## Task directions
Report each line of the records where "which" occurs.
[Input — start]
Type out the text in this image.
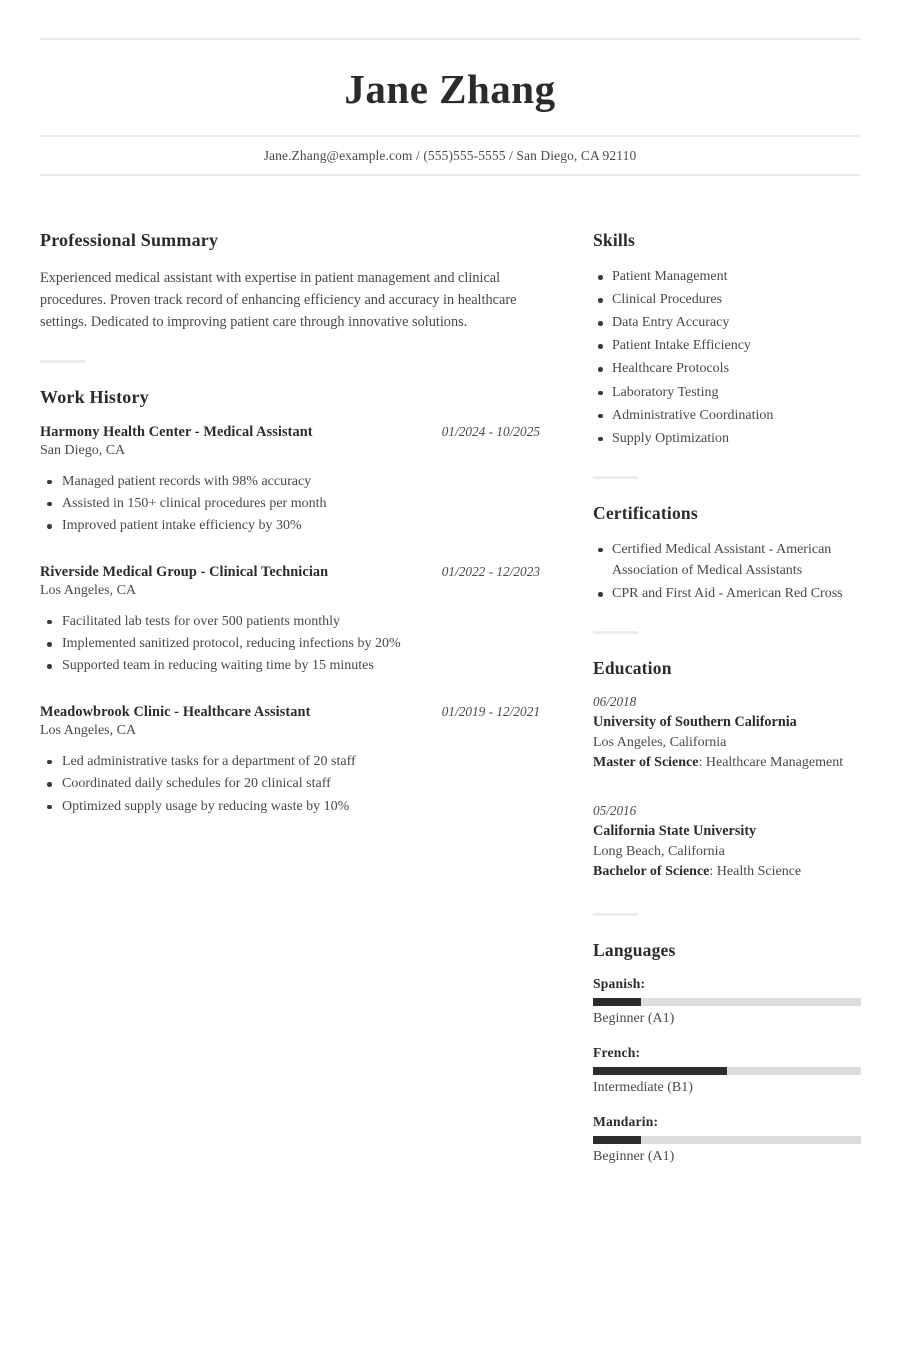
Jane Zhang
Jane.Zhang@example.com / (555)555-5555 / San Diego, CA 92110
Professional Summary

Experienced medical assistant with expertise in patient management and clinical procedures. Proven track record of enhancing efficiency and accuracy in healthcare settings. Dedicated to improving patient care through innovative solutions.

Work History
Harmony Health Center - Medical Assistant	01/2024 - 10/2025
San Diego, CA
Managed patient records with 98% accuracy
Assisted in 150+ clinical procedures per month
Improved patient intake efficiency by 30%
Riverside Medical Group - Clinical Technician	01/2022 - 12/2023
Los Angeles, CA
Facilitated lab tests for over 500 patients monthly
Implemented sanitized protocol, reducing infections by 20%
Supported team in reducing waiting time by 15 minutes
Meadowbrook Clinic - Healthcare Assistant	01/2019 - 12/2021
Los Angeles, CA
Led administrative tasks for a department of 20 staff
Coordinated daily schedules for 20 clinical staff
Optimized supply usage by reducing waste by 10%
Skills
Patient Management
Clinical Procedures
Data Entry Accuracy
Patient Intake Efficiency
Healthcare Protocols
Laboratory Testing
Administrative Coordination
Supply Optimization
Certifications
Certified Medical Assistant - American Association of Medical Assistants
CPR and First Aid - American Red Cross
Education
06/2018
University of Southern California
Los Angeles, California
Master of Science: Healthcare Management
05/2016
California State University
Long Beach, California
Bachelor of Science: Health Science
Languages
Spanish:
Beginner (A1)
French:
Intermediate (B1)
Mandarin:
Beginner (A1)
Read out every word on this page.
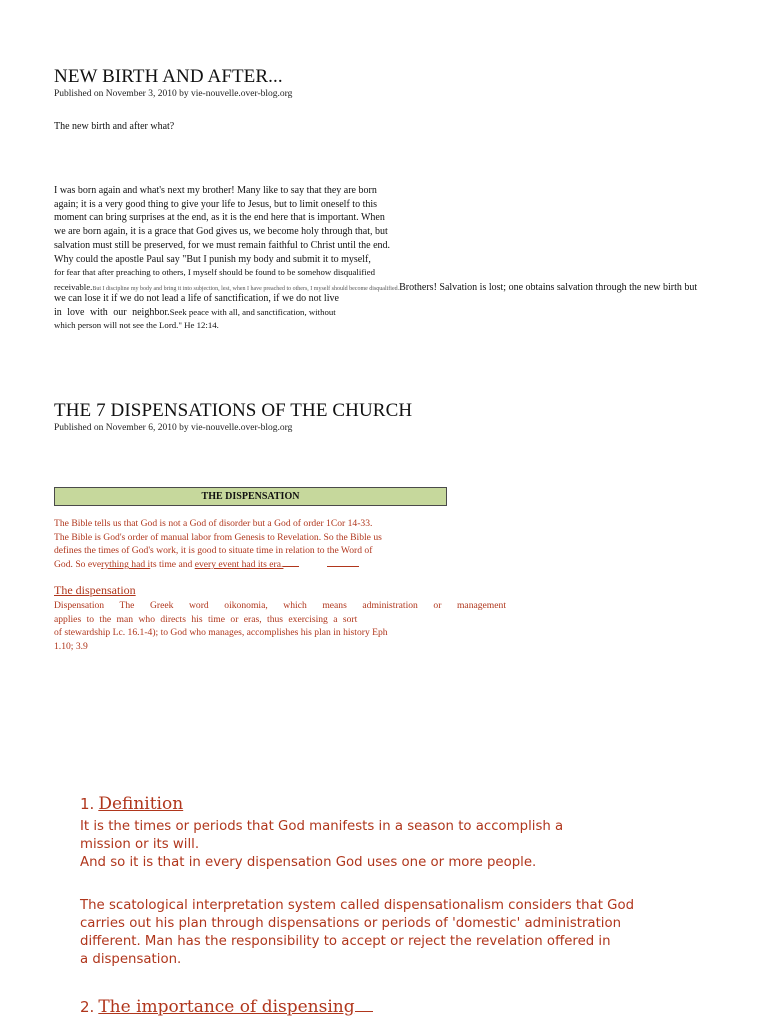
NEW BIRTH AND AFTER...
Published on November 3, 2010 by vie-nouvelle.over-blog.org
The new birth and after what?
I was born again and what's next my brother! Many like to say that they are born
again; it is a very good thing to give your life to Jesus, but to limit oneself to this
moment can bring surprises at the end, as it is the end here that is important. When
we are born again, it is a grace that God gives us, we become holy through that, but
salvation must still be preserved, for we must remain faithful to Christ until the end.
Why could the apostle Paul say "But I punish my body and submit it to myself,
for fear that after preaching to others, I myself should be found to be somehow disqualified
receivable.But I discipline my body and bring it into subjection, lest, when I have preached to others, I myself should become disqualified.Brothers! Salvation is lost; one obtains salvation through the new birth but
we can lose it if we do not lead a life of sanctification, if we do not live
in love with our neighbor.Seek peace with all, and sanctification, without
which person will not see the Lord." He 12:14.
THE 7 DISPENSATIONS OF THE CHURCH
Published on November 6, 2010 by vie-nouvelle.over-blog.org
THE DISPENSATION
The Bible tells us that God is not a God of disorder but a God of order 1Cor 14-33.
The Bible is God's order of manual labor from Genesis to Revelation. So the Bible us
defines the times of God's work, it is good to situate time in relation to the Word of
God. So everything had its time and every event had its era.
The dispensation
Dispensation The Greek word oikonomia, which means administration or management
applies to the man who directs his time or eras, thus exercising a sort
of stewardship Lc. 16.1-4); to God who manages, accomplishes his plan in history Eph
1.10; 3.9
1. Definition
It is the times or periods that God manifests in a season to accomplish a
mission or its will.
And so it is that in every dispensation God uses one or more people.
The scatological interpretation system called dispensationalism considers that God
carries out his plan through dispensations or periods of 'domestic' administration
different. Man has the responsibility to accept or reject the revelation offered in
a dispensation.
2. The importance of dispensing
[Input — finish]
## Result of this task
which person will not see the Lord." He 12:14.
Dispensation The Greek word oikonomia, which means administration or management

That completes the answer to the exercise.